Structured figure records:
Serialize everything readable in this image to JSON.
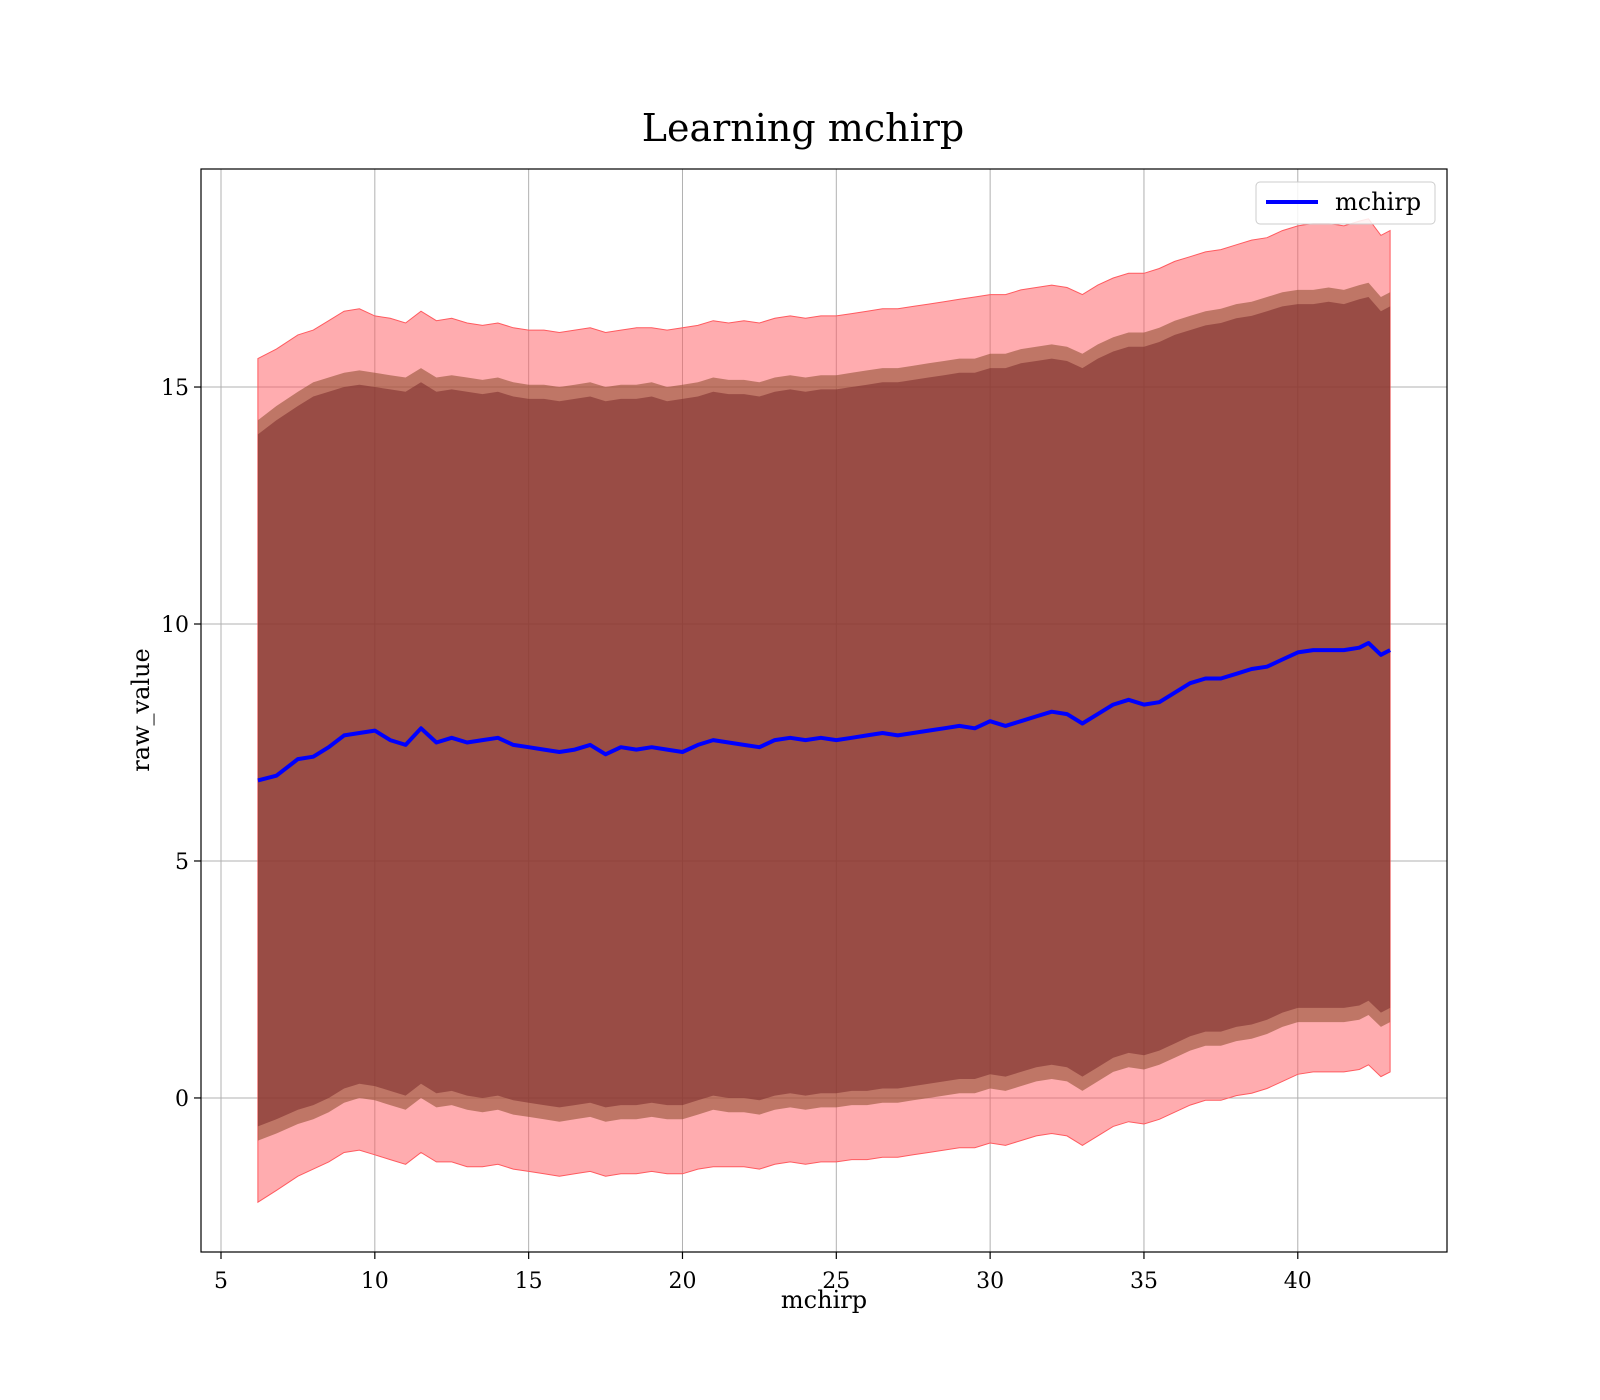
{
  "chart_data": {
    "type": "line",
    "title": "Learning mchirp",
    "xlabel": "mchirp",
    "ylabel": "raw_value",
    "xlim": [
      4.35,
      44.85
    ],
    "ylim": [
      -3.25,
      19.6
    ],
    "xticks": [
      5,
      10,
      15,
      20,
      25,
      30,
      35,
      40
    ],
    "yticks": [
      0,
      5,
      10,
      15
    ],
    "grid": true,
    "legend": {
      "position": "top-right",
      "entries": [
        "mchirp"
      ]
    },
    "colors": {
      "line": "#0000ff",
      "outer_band": "#ff5a5f",
      "inner_band": "#7a2a2a",
      "inner_edge": "#8b4a2a"
    },
    "series": [
      {
        "name": "mchirp",
        "x": [
          6.2,
          6.8,
          7.5,
          8.0,
          8.5,
          9.0,
          9.5,
          10.0,
          10.5,
          11.0,
          11.5,
          12.0,
          12.5,
          13.0,
          13.5,
          14.0,
          14.5,
          15.0,
          15.5,
          16.0,
          16.5,
          17.0,
          17.5,
          18.0,
          18.5,
          19.0,
          19.5,
          20.0,
          20.5,
          21.0,
          21.5,
          22.0,
          22.5,
          23.0,
          23.5,
          24.0,
          24.5,
          25.0,
          25.5,
          26.0,
          26.5,
          27.0,
          27.5,
          28.0,
          28.5,
          29.0,
          29.5,
          30.0,
          30.5,
          31.0,
          31.5,
          32.0,
          32.5,
          33.0,
          33.5,
          34.0,
          34.5,
          35.0,
          35.5,
          36.0,
          36.5,
          37.0,
          37.5,
          38.0,
          38.5,
          39.0,
          39.5,
          40.0,
          40.5,
          41.0,
          41.5,
          42.0,
          42.3,
          42.7,
          43.0
        ],
        "y": [
          6.7,
          6.8,
          7.15,
          7.2,
          7.4,
          7.65,
          7.7,
          7.75,
          7.55,
          7.45,
          7.8,
          7.5,
          7.6,
          7.5,
          7.55,
          7.6,
          7.45,
          7.4,
          7.35,
          7.3,
          7.35,
          7.45,
          7.25,
          7.4,
          7.35,
          7.4,
          7.35,
          7.3,
          7.45,
          7.55,
          7.5,
          7.45,
          7.4,
          7.55,
          7.6,
          7.55,
          7.6,
          7.55,
          7.6,
          7.65,
          7.7,
          7.65,
          7.7,
          7.75,
          7.8,
          7.85,
          7.8,
          7.95,
          7.85,
          7.95,
          8.05,
          8.15,
          8.1,
          7.9,
          8.1,
          8.3,
          8.4,
          8.3,
          8.35,
          8.55,
          8.75,
          8.85,
          8.85,
          8.95,
          9.05,
          9.1,
          9.25,
          9.4,
          9.45,
          9.45,
          9.45,
          9.5,
          9.6,
          9.35,
          9.45
        ],
        "inner_upper": [
          14.0,
          14.3,
          14.6,
          14.8,
          14.9,
          15.0,
          15.05,
          15.0,
          14.95,
          14.9,
          15.1,
          14.9,
          14.95,
          14.9,
          14.85,
          14.9,
          14.8,
          14.75,
          14.75,
          14.7,
          14.75,
          14.8,
          14.7,
          14.75,
          14.75,
          14.8,
          14.7,
          14.75,
          14.8,
          14.9,
          14.85,
          14.85,
          14.8,
          14.9,
          14.95,
          14.9,
          14.95,
          14.95,
          15.0,
          15.05,
          15.1,
          15.1,
          15.15,
          15.2,
          15.25,
          15.3,
          15.3,
          15.4,
          15.4,
          15.5,
          15.55,
          15.6,
          15.55,
          15.4,
          15.6,
          15.75,
          15.85,
          15.85,
          15.95,
          16.1,
          16.2,
          16.3,
          16.35,
          16.45,
          16.5,
          16.6,
          16.7,
          16.75,
          16.75,
          16.8,
          16.75,
          16.85,
          16.9,
          16.6,
          16.7
        ],
        "inner_lower": [
          -0.6,
          -0.45,
          -0.25,
          -0.15,
          0.0,
          0.2,
          0.3,
          0.25,
          0.15,
          0.05,
          0.3,
          0.1,
          0.15,
          0.05,
          0.0,
          0.05,
          -0.05,
          -0.1,
          -0.15,
          -0.2,
          -0.15,
          -0.1,
          -0.2,
          -0.15,
          -0.15,
          -0.1,
          -0.15,
          -0.15,
          -0.05,
          0.05,
          0.0,
          0.0,
          -0.05,
          0.05,
          0.1,
          0.05,
          0.1,
          0.1,
          0.15,
          0.15,
          0.2,
          0.2,
          0.25,
          0.3,
          0.35,
          0.4,
          0.4,
          0.5,
          0.45,
          0.55,
          0.65,
          0.7,
          0.65,
          0.45,
          0.65,
          0.85,
          0.95,
          0.9,
          1.0,
          1.15,
          1.3,
          1.4,
          1.4,
          1.5,
          1.55,
          1.65,
          1.8,
          1.9,
          1.9,
          1.9,
          1.9,
          1.95,
          2.05,
          1.8,
          1.9
        ],
        "outer_upper": [
          15.6,
          15.8,
          16.1,
          16.2,
          16.4,
          16.6,
          16.65,
          16.5,
          16.45,
          16.35,
          16.6,
          16.4,
          16.45,
          16.35,
          16.3,
          16.35,
          16.25,
          16.2,
          16.2,
          16.15,
          16.2,
          16.25,
          16.15,
          16.2,
          16.25,
          16.25,
          16.2,
          16.25,
          16.3,
          16.4,
          16.35,
          16.4,
          16.35,
          16.45,
          16.5,
          16.45,
          16.5,
          16.5,
          16.55,
          16.6,
          16.65,
          16.65,
          16.7,
          16.75,
          16.8,
          16.85,
          16.9,
          16.95,
          16.95,
          17.05,
          17.1,
          17.15,
          17.1,
          16.95,
          17.15,
          17.3,
          17.4,
          17.4,
          17.5,
          17.65,
          17.75,
          17.85,
          17.9,
          18.0,
          18.1,
          18.15,
          18.3,
          18.4,
          18.45,
          18.45,
          18.4,
          18.5,
          18.55,
          18.2,
          18.3
        ],
        "outer_lower": [
          -2.2,
          -1.95,
          -1.65,
          -1.5,
          -1.35,
          -1.15,
          -1.1,
          -1.2,
          -1.3,
          -1.4,
          -1.15,
          -1.35,
          -1.35,
          -1.45,
          -1.45,
          -1.4,
          -1.5,
          -1.55,
          -1.6,
          -1.65,
          -1.6,
          -1.55,
          -1.65,
          -1.6,
          -1.6,
          -1.55,
          -1.6,
          -1.6,
          -1.5,
          -1.45,
          -1.45,
          -1.45,
          -1.5,
          -1.4,
          -1.35,
          -1.4,
          -1.35,
          -1.35,
          -1.3,
          -1.3,
          -1.25,
          -1.25,
          -1.2,
          -1.15,
          -1.1,
          -1.05,
          -1.05,
          -0.95,
          -1.0,
          -0.9,
          -0.8,
          -0.75,
          -0.8,
          -1.0,
          -0.8,
          -0.6,
          -0.5,
          -0.55,
          -0.45,
          -0.3,
          -0.15,
          -0.05,
          -0.05,
          0.05,
          0.1,
          0.2,
          0.35,
          0.5,
          0.55,
          0.55,
          0.55,
          0.6,
          0.7,
          0.45,
          0.55
        ]
      }
    ]
  }
}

# DIRECTIONS FOR THIS TASK:
Across the data above, how many lines include the word "mchirp"? Give only the count.

# RESULT FOR THIS TASK:
4